▶ _Short problem_: Pull every line containing "series" out of the material below.

▶ _Raw records_:

========

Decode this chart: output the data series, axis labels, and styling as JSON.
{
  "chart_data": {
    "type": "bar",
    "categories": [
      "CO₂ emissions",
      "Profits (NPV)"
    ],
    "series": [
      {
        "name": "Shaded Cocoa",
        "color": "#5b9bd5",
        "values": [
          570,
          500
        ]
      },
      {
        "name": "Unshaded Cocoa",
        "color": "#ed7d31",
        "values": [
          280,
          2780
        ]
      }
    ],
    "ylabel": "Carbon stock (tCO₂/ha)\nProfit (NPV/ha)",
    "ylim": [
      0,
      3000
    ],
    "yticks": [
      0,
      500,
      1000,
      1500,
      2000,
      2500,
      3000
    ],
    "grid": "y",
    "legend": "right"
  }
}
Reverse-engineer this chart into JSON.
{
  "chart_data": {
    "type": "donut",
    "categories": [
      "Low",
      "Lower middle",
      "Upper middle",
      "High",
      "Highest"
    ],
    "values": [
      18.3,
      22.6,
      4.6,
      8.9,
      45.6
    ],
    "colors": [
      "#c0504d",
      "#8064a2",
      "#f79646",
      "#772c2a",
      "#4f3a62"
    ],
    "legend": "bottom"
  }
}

========

▶ _Final result_:
Decode this chart: output the data series, axis labels, and styling as JSON.
    "series": [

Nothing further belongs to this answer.